### Texto citado
--
Em vez de me dar pena, os animais têm a delicadeza de simular inveja. Você pertence à outra espécie animal; não tem inveja nem pena de mim. Se alguém soubesse o que tenho de suportar, o que me custam em torturas. Podemos usar a última como símbolo de meu martírio. Casada, trinta anos, dois filhos, um marido que se dedica a coisas que nunca pude entender, num clube esportivo.

Cidade invisível
O aspecto que parece mais simbólico da narrativa de Juan Carlos Onetti, sobretudo em A vida breve, é outro. Trata-se de Santa Maria, que não é Buenos Aires, tampouco Montevidéu. É Santa Maria, local que abriga uma galeria de personagens rotos, desvitalizados e que parecem não esperar por muito mais, a não ser pela desilusão. E Santa Maria, como a Yoknapatawpha do escritor norte-americano William Faulkner (uma referência declarada por Onetti), é o palco ideal para que a desilusão aconteça. Nesse caso, por mais imaginária que seja a cidade, a verossimilhança e a aproximação ocorrem porque é flagrante o sentimento de perda, com sabor de amargura e derrota. A despeito dessa leitura, o que certa parcela dos críticos deixaram de lado foi o fato de Onetti ser o possível representante de uma efetiva proposta para um novo milênio. Que sejam devidamente escanteadas as grandes esperanças, as ilusões que, quando existem, logo em seguida são perdidas. É necessário dar lugar para expectativas mais simples e comedidas, que não estão de acordo com o desejo de status apregoado pelos gurus da auto-ajuda. A literatura do escritor uruguaio, nesse aspecto, é um vaticínio, um aviso que não pode ser ignorado.

A motivação para tanto é mais objetiva do que a obtenção de certa cultura livresca ou, mesmo, de um discurso de autoridade — no caso, do escritor. Em vez disso, pode-se viver melhor, de fato, se as expectativas não condicionarem a sociedade contemporânea para receber apenas reforço positivo. Em outras palavras, diferentemente daqueles anjos, caídos, que desistem de sua missão em função de um amor que pode não se concretizar, a humanidade seria mais realista e, portanto, mais feliz, se soubesse lidar melhor com baixas expectativas. Em grande parte, a literatura de Onetti surpreende e granjeia admiração porque o público aguarda desfechos redentores e histórias que remetam a um formato mais clássico na maneira de se contar e de apresentar sua narrativa. No caso do escritor uruguaio, mesmo essa expectativa, no tocante ao estilo, frustra os anseios do leitor comum; em contrapartida, esse mesmo leitor descobre outro universo pleno de imaginação literária, abordagem sofisticada e personagens que, ainda que sombrios, conquistam a atenção a partir do olhar do autor.
--
### Objetivo do exercício
Dê continuidade ao texto citado sobre a obra de Juan Carlos Onetti, começando logo após a última frase apresentada. A listagem apresentada a seguir constitui material à parte, independente do texto citado.

### Dados registrados
--
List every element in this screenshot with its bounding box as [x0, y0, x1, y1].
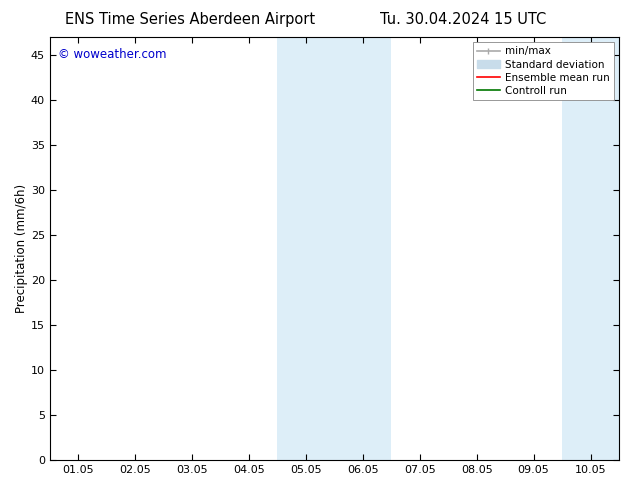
--
### Resposta
Para uma tumba sem nome, nesse aspecto, obedece à tendência e à linhagem criativa inaugurada pelo autor. Na obra, que traz a curiosa relação de um jovem com uma mulher anônima. A narrativa se sustenta, portanto, na condução de um mistério para o leitor — não um mistério policial ou algo equivalente, mas, sim, algo obscuro, que envolve as intenções e a projeção que o autor pretende dar à obra. Desse modo, é como se Onetti, agora mais maduro, tivesse atribuído a seus personagens a possibilidade de estabelecer suas próprias versões e contraversões acerca do ambiente que os envolve. O leitor, por sua vez, poderá ficar ciente de que a simbólica Santa Maria, ainda que seja uma cidade invisível, permanecerá para aqueles que decidirem decifrar a narrativa do escritor uruguaio, posto que, também aqui, o local se torna um espaço geográfico da literatura de Onetti.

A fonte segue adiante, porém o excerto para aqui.